▸ INSTRUCTIONS FOR THE TASK:
For the copy, please give all of the data again exactly and leave the pictures out.

Structured figure records:
┄┄┄┄┄┄┄┄┄┄┄┄┄┄┄┄┄┄┄┄
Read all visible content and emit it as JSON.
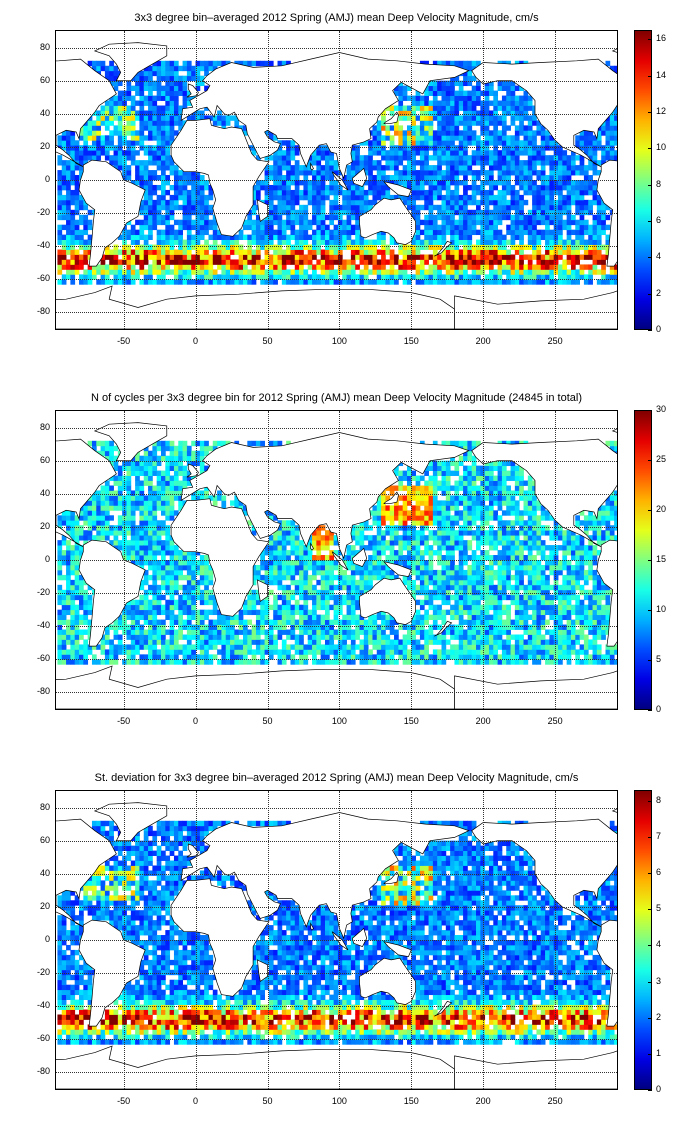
{
  "colors": {
    "colormap": "jet",
    "land": "#ffffff",
    "coastline": "#000000",
    "grid": "#333333",
    "background": "#ffffff"
  },
  "chart_data": [
    {
      "type": "heatmap",
      "title": "3x3 degree bin–averaged 2012 Spring (AMJ) mean Deep Velocity Magnitude, cm/s",
      "xlabel": "",
      "ylabel": "",
      "xlim": [
        -97,
        293
      ],
      "ylim": [
        -90,
        90
      ],
      "x_ticks": [
        -50,
        0,
        50,
        100,
        150,
        200,
        250
      ],
      "y_ticks": [
        80,
        60,
        40,
        20,
        0,
        -20,
        -40,
        -60,
        -80
      ],
      "colorbar": {
        "min": 0,
        "max": 16.5,
        "ticks": [
          0,
          2,
          4,
          6,
          8,
          10,
          12,
          14,
          16
        ]
      },
      "grid": true,
      "bin_size_deg": 3
    },
    {
      "type": "heatmap",
      "title": "N of cycles per 3x3 degree bin for 2012 Spring (AMJ) mean Deep Velocity Magnitude (24845 in total)",
      "xlabel": "",
      "ylabel": "",
      "xlim": [
        -97,
        293
      ],
      "ylim": [
        -90,
        90
      ],
      "x_ticks": [
        -50,
        0,
        50,
        100,
        150,
        200,
        250
      ],
      "y_ticks": [
        80,
        60,
        40,
        20,
        0,
        -20,
        -40,
        -60,
        -80
      ],
      "colorbar": {
        "min": 0,
        "max": 30,
        "ticks": [
          0,
          5,
          10,
          15,
          20,
          25,
          30
        ]
      },
      "grid": true,
      "bin_size_deg": 3,
      "total_count": 24845
    },
    {
      "type": "heatmap",
      "title": "St. deviation for 3x3 degree bin–averaged 2012 Spring (AMJ) mean Deep Velocity Magnitude, cm/s",
      "xlabel": "",
      "ylabel": "",
      "xlim": [
        -97,
        293
      ],
      "ylim": [
        -90,
        90
      ],
      "x_ticks": [
        -50,
        0,
        50,
        100,
        150,
        200,
        250
      ],
      "y_ticks": [
        80,
        60,
        40,
        20,
        0,
        -20,
        -40,
        -60,
        -80
      ],
      "colorbar": {
        "min": 0,
        "max": 8.3,
        "ticks": [
          0,
          1,
          2,
          3,
          4,
          5,
          6,
          7,
          8
        ]
      },
      "grid": true,
      "bin_size_deg": 3
    }
  ]
}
┄┄┄┄┄┄┄┄┄┄┄┄┄┄┄┄┄┄┄┄
▸ RESULT FOR THIS EXERCISE:
Read all visible content and emit it as JSON.
{
  "colors": {
    "colormap": "jet",
    "land": "#ffffff",
    "coastline": "#000000",
    "grid": "#333333",
    "background": "#ffffff"
  },
  "chart_data": [
    {
      "type": "heatmap",
      "title": "3x3 degree bin–averaged 2012 Spring (AMJ) mean Deep Velocity Magnitude, cm/s",
      "xlabel": "",
      "ylabel": "",
      "xlim": [
        -97,
        293
      ],
      "ylim": [
        -90,
        90
      ],
      "x_ticks": [
        -50,
        0,
        50,
        100,
        150,
        200,
        250
      ],
      "y_ticks": [
        80,
        60,
        40,
        20,
        0,
        -20,
        -40,
        -60,
        -80
      ],
      "colorbar": {
        "min": 0,
        "max": 16.5,
        "ticks": [
          0,
          2,
          4,
          6,
          8,
          10,
          12,
          14,
          16
        ]
      },
      "grid": true,
      "bin_size_deg": 3
    },
    {
      "type": "heatmap",
      "title": "N of cycles per 3x3 degree bin for 2012 Spring (AMJ) mean Deep Velocity Magnitude (24845 in total)",
      "xlabel": "",
      "ylabel": "",
      "xlim": [
        -97,
        293
      ],
      "ylim": [
        -90,
        90
      ],
      "x_ticks": [
        -50,
        0,
        50,
        100,
        150,
        200,
        250
      ],
      "y_ticks": [
        80,
        60,
        40,
        20,
        0,
        -20,
        -40,
        -60,
        -80
      ],
      "colorbar": {
        "min": 0,
        "max": 30,
        "ticks": [
          0,
          5,
          10,
          15,
          20,
          25,
          30
        ]
      },
      "grid": true,
      "bin_size_deg": 3,
      "total_count": 24845
    },
    {
      "type": "heatmap",
      "title": "St. deviation for 3x3 degree bin–averaged 2012 Spring (AMJ) mean Deep Velocity Magnitude, cm/s",
      "xlabel": "",
      "ylabel": "",
      "xlim": [
        -97,
        293
      ],
      "ylim": [
        -90,
        90
      ],
      "x_ticks": [
        -50,
        0,
        50,
        100,
        150,
        200,
        250
      ],
      "y_ticks": [
        80,
        60,
        40,
        20,
        0,
        -20,
        -40,
        -60,
        -80
      ],
      "colorbar": {
        "min": 0,
        "max": 8.3,
        "ticks": [
          0,
          1,
          2,
          3,
          4,
          5,
          6,
          7,
          8
        ]
      },
      "grid": true,
      "bin_size_deg": 3
    }
  ]
}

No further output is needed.